# DIRECTIONS FOR THIS TASK
Write down each entry again, exactly as it reads.

>> start INPUT

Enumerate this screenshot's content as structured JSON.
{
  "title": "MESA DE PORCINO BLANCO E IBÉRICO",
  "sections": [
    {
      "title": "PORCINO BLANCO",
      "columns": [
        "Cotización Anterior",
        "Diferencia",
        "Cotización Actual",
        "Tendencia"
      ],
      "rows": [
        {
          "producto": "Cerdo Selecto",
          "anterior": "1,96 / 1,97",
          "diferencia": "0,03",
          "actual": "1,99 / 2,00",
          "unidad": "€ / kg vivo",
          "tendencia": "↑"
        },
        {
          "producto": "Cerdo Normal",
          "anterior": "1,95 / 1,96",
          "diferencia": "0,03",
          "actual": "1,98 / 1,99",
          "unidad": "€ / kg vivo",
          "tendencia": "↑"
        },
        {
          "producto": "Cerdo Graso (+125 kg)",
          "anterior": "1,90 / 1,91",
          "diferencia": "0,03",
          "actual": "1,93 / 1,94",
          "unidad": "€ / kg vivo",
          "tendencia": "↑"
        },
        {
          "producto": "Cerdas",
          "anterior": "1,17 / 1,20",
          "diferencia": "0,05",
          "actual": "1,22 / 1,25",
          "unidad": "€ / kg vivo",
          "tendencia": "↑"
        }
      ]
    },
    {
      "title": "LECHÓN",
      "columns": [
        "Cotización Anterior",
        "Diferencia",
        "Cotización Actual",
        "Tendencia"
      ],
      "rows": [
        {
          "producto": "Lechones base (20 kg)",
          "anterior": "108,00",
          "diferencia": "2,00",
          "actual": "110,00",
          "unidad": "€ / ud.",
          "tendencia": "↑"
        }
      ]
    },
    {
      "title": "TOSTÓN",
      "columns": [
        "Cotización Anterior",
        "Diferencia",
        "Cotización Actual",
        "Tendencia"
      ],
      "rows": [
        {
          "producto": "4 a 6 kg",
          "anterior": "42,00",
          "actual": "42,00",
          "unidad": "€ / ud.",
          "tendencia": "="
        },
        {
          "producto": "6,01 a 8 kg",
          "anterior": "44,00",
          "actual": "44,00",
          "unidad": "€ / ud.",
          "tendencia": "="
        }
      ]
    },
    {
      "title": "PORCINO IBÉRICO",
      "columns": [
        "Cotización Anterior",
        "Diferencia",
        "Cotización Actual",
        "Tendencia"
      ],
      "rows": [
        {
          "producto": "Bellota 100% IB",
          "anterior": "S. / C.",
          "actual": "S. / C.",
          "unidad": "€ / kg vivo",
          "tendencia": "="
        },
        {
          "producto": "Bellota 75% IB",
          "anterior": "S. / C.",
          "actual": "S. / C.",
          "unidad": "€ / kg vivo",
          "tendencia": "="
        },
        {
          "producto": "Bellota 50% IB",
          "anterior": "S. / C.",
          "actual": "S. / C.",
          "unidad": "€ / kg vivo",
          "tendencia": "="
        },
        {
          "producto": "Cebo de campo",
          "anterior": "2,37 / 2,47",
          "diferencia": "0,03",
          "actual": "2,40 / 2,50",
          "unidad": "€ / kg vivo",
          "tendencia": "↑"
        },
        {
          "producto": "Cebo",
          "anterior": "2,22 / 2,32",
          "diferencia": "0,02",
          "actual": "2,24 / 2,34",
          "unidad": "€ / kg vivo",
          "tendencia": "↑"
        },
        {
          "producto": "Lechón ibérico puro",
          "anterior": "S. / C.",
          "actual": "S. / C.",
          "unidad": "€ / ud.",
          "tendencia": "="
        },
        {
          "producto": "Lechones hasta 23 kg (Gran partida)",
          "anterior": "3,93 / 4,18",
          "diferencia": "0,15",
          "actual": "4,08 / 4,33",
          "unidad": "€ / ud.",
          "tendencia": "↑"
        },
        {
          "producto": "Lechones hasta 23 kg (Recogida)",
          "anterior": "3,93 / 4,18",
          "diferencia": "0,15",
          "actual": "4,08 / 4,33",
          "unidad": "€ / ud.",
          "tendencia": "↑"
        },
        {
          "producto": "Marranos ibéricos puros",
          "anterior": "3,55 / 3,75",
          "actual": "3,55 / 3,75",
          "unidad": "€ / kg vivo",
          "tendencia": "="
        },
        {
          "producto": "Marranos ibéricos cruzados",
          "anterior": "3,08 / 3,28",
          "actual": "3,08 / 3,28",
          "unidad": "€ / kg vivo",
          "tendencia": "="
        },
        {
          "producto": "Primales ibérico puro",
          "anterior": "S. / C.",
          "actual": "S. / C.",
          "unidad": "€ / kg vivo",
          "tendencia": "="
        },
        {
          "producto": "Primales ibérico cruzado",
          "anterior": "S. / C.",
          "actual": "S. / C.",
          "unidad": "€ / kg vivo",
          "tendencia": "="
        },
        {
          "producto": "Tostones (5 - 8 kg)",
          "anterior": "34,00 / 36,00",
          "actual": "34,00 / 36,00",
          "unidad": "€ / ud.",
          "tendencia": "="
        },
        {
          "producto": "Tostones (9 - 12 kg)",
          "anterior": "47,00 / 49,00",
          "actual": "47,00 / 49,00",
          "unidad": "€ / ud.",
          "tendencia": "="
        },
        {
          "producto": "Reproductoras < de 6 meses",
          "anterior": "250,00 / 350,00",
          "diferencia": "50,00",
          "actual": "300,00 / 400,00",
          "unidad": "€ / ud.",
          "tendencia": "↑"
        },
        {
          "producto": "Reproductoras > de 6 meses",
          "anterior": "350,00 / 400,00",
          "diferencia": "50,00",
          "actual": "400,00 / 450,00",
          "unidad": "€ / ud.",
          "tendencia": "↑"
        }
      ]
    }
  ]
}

>> end INPUT

# ANSWER TO THE EXERCISE
Enumerate this screenshot's content as structured JSON.
{
  "title": "MESA DE PORCINO BLANCO E IBÉRICO",
  "sections": [
    {
      "title": "PORCINO BLANCO",
      "columns": [
        "Cotización Anterior",
        "Diferencia",
        "Cotización Actual",
        "Tendencia"
      ],
      "rows": [
        {
          "producto": "Cerdo Selecto",
          "anterior": "1,96 / 1,97",
          "diferencia": "0,03",
          "actual": "1,99 / 2,00",
          "unidad": "€ / kg vivo",
          "tendencia": "↑"
        },
        {
          "producto": "Cerdo Normal",
          "anterior": "1,95 / 1,96",
          "diferencia": "0,03",
          "actual": "1,98 / 1,99",
          "unidad": "€ / kg vivo",
          "tendencia": "↑"
        },
        {
          "producto": "Cerdo Graso (+125 kg)",
          "anterior": "1,90 / 1,91",
          "diferencia": "0,03",
          "actual": "1,93 / 1,94",
          "unidad": "€ / kg vivo",
          "tendencia": "↑"
        },
        {
          "producto": "Cerdas",
          "anterior": "1,17 / 1,20",
          "diferencia": "0,05",
          "actual": "1,22 / 1,25",
          "unidad": "€ / kg vivo",
          "tendencia": "↑"
        }
      ]
    },
    {
      "title": "LECHÓN",
      "columns": [
        "Cotización Anterior",
        "Diferencia",
        "Cotización Actual",
        "Tendencia"
      ],
      "rows": [
        {
          "producto": "Lechones base (20 kg)",
          "anterior": "108,00",
          "diferencia": "2,00",
          "actual": "110,00",
          "unidad": "€ / ud.",
          "tendencia": "↑"
        }
      ]
    },
    {
      "title": "TOSTÓN",
      "columns": [
        "Cotización Anterior",
        "Diferencia",
        "Cotización Actual",
        "Tendencia"
      ],
      "rows": [
        {
          "producto": "4 a 6 kg",
          "anterior": "42,00",
          "actual": "42,00",
          "unidad": "€ / ud.",
          "tendencia": "="
        },
        {
          "producto": "6,01 a 8 kg",
          "anterior": "44,00",
          "actual": "44,00",
          "unidad": "€ / ud.",
          "tendencia": "="
        }
      ]
    },
    {
      "title": "PORCINO IBÉRICO",
      "columns": [
        "Cotización Anterior",
        "Diferencia",
        "Cotización Actual",
        "Tendencia"
      ],
      "rows": [
        {
          "producto": "Bellota 100% IB",
          "anterior": "S. / C.",
          "actual": "S. / C.",
          "unidad": "€ / kg vivo",
          "tendencia": "="
        },
        {
          "producto": "Bellota 75% IB",
          "anterior": "S. / C.",
          "actual": "S. / C.",
          "unidad": "€ / kg vivo",
          "tendencia": "="
        },
        {
          "producto": "Bellota 50% IB",
          "anterior": "S. / C.",
          "actual": "S. / C.",
          "unidad": "€ / kg vivo",
          "tendencia": "="
        },
        {
          "producto": "Cebo de campo",
          "anterior": "2,37 / 2,47",
          "diferencia": "0,03",
          "actual": "2,40 / 2,50",
          "unidad": "€ / kg vivo",
          "tendencia": "↑"
        },
        {
          "producto": "Cebo",
          "anterior": "2,22 / 2,32",
          "diferencia": "0,02",
          "actual": "2,24 / 2,34",
          "unidad": "€ / kg vivo",
          "tendencia": "↑"
        },
        {
          "producto": "Lechón ibérico puro",
          "anterior": "S. / C.",
          "actual": "S. / C.",
          "unidad": "€ / ud.",
          "tendencia": "="
        },
        {
          "producto": "Lechones hasta 23 kg (Gran partida)",
          "anterior": "3,93 / 4,18",
          "diferencia": "0,15",
          "actual": "4,08 / 4,33",
          "unidad": "€ / ud.",
          "tendencia": "↑"
        },
        {
          "producto": "Lechones hasta 23 kg (Recogida)",
          "anterior": "3,93 / 4,18",
          "diferencia": "0,15",
          "actual": "4,08 / 4,33",
          "unidad": "€ / ud.",
          "tendencia": "↑"
        },
        {
          "producto": "Marranos ibéricos puros",
          "anterior": "3,55 / 3,75",
          "actual": "3,55 / 3,75",
          "unidad": "€ / kg vivo",
          "tendencia": "="
        },
        {
          "producto": "Marranos ibéricos cruzados",
          "anterior": "3,08 / 3,28",
          "actual": "3,08 / 3,28",
          "unidad": "€ / kg vivo",
          "tendencia": "="
        },
        {
          "producto": "Primales ibérico puro",
          "anterior": "S. / C.",
          "actual": "S. / C.",
          "unidad": "€ / kg vivo",
          "tendencia": "="
        },
        {
          "producto": "Primales ibérico cruzado",
          "anterior": "S. / C.",
          "actual": "S. / C.",
          "unidad": "€ / kg vivo",
          "tendencia": "="
        },
        {
          "producto": "Tostones (5 - 8 kg)",
          "anterior": "34,00 / 36,00",
          "actual": "34,00 / 36,00",
          "unidad": "€ / ud.",
          "tendencia": "="
        },
        {
          "producto": "Tostones (9 - 12 kg)",
          "anterior": "47,00 / 49,00",
          "actual": "47,00 / 49,00",
          "unidad": "€ / ud.",
          "tendencia": "="
        },
        {
          "producto": "Reproductoras < de 6 meses",
          "anterior": "250,00 / 350,00",
          "diferencia": "50,00",
          "actual": "300,00 / 400,00",
          "unidad": "€ / ud.",
          "tendencia": "↑"
        },
        {
          "producto": "Reproductoras > de 6 meses",
          "anterior": "350,00 / 400,00",
          "diferencia": "50,00",
          "actual": "400,00 / 450,00",
          "unidad": "€ / ud.",
          "tendencia": "↑"
        }
      ]
    }
  ]
}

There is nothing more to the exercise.